Extract each line of the records below that contains the word "Tháng".

**** INFORMATION SUPPLIED ****

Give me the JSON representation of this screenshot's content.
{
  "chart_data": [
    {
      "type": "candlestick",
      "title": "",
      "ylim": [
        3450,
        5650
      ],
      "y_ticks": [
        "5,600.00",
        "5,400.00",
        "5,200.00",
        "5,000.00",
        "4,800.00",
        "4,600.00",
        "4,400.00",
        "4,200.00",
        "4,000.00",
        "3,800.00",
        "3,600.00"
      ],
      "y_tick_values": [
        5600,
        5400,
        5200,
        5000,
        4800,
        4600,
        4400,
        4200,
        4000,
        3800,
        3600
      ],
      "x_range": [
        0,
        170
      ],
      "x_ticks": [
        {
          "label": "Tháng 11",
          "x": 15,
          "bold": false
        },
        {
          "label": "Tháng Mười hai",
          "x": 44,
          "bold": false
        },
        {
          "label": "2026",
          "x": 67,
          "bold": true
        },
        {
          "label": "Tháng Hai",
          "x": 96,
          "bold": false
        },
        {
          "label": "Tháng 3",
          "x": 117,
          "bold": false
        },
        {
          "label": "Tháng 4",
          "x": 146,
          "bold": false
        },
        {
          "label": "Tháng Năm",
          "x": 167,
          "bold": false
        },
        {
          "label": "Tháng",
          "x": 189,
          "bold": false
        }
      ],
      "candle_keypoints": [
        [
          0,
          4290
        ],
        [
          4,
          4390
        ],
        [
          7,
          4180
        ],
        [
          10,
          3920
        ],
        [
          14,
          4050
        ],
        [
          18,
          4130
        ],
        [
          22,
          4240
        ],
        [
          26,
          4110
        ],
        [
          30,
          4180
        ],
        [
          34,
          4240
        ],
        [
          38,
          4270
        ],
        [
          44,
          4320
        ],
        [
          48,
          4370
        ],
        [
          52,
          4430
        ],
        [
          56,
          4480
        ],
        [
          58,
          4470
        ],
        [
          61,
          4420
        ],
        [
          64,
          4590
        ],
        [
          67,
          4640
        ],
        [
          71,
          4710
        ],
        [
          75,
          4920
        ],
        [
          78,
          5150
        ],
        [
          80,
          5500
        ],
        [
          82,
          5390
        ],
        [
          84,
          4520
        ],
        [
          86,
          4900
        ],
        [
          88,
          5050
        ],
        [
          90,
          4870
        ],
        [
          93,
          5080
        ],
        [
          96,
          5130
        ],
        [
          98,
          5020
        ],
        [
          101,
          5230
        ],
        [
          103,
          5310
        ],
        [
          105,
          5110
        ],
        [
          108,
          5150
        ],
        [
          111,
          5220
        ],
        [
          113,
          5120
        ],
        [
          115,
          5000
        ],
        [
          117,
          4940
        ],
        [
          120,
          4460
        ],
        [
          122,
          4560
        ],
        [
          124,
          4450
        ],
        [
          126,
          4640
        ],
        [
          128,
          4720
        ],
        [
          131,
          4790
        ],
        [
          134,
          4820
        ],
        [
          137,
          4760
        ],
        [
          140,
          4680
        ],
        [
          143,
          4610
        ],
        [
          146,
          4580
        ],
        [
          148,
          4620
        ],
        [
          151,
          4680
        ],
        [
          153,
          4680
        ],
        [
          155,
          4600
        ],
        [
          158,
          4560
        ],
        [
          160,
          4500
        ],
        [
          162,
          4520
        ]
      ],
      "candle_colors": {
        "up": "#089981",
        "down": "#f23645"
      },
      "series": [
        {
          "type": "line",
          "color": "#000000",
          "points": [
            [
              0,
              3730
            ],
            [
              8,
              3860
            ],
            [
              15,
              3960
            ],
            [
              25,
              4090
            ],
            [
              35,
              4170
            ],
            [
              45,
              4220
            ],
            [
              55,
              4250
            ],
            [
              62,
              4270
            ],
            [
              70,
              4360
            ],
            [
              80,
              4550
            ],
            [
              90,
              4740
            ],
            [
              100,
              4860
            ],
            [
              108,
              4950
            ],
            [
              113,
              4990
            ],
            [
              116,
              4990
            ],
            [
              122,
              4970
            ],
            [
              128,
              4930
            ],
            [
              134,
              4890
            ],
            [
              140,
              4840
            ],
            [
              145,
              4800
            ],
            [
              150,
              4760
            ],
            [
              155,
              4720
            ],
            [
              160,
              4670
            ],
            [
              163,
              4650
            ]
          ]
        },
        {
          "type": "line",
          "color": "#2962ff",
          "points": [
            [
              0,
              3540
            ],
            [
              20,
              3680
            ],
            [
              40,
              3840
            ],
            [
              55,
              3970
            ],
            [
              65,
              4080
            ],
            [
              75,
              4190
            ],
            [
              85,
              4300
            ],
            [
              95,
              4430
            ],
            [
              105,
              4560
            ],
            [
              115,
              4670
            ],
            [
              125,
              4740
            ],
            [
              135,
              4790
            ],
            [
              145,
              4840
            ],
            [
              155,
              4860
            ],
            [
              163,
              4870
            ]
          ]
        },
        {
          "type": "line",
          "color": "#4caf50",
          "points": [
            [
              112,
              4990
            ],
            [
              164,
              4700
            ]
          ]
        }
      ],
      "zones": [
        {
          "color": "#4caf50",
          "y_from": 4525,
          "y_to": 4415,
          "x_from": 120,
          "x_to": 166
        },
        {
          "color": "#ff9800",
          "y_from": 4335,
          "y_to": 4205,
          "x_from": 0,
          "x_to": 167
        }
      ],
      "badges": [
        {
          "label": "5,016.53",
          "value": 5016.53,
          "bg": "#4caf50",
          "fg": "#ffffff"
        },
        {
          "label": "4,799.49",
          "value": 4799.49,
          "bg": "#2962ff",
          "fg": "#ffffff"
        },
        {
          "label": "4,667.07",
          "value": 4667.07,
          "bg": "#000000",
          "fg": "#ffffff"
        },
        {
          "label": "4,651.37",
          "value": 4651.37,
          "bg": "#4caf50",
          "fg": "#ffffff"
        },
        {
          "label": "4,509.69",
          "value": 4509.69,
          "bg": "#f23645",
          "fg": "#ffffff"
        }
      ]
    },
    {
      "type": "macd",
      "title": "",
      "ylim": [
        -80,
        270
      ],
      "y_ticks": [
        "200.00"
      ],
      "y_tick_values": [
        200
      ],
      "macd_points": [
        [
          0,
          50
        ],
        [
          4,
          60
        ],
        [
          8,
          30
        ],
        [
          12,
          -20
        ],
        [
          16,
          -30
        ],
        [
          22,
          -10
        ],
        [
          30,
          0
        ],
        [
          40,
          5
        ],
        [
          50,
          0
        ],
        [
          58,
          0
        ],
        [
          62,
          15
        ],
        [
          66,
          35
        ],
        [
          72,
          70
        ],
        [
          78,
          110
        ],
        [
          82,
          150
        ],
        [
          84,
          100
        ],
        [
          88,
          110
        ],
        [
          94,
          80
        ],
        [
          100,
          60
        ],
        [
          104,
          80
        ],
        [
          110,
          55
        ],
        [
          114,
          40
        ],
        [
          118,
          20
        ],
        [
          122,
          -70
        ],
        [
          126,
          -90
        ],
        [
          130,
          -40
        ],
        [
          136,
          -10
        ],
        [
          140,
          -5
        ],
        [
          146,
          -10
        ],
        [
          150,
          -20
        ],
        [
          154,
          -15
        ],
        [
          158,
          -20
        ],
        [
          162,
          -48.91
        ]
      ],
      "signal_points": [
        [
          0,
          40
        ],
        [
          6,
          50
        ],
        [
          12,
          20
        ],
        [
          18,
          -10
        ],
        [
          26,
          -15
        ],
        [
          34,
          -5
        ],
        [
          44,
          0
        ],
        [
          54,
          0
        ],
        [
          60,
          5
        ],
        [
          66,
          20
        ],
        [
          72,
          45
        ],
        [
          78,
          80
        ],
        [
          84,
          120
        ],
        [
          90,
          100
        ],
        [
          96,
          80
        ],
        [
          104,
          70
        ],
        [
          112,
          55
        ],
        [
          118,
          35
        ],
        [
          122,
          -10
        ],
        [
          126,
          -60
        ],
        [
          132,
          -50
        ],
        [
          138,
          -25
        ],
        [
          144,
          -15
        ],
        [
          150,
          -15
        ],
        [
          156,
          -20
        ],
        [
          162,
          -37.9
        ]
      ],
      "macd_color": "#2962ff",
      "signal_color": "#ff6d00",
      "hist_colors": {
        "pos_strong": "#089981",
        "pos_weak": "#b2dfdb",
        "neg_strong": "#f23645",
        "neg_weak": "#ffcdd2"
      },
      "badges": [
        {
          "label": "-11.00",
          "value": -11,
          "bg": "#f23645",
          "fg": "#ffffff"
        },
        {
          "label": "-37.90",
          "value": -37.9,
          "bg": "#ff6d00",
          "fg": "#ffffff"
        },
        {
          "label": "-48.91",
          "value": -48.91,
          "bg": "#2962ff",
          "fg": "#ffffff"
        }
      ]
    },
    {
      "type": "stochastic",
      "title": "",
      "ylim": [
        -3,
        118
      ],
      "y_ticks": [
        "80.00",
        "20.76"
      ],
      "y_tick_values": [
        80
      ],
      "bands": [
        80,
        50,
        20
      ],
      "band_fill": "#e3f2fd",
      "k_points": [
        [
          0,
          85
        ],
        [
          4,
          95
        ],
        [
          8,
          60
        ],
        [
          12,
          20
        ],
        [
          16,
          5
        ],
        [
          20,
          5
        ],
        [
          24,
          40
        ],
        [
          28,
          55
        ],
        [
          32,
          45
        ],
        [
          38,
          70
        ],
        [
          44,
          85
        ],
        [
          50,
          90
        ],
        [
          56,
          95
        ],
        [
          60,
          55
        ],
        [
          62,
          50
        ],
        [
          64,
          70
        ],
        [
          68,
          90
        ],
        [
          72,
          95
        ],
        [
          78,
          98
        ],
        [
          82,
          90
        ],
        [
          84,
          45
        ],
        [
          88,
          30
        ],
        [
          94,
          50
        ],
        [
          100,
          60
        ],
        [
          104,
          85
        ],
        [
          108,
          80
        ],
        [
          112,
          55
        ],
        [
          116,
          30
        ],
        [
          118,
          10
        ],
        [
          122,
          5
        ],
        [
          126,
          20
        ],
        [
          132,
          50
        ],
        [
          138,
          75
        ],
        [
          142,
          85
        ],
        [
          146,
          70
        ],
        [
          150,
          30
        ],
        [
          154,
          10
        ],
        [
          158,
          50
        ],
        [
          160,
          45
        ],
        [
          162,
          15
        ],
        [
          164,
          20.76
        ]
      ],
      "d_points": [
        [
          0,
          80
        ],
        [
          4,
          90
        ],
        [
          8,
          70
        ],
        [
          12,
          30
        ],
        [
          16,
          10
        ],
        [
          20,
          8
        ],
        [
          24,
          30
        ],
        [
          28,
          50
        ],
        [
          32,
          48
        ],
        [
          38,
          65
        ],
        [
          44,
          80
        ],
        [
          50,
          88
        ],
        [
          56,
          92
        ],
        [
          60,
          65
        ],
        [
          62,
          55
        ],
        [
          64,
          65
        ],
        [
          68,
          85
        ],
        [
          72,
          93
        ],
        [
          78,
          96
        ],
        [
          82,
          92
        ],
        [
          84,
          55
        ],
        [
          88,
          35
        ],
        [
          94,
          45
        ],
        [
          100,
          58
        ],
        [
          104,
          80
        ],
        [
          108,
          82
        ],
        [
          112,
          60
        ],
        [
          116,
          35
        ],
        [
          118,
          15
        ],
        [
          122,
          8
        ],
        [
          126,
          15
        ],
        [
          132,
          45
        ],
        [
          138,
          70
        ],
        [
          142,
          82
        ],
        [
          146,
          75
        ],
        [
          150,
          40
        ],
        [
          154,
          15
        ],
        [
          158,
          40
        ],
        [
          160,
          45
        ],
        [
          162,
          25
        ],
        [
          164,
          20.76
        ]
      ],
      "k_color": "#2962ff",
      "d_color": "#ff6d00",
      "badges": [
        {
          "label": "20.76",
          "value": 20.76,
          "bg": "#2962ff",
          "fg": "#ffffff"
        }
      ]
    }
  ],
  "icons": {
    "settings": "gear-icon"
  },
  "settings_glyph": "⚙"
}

****

(SOLUTION):
          "label": "Tháng 11",
          "label": "Tháng Mười hai",
          "label": "Tháng Hai",
          "label": "Tháng 3",
          "label": "Tháng 4",
          "label": "Tháng Năm",
          "label": "Tháng",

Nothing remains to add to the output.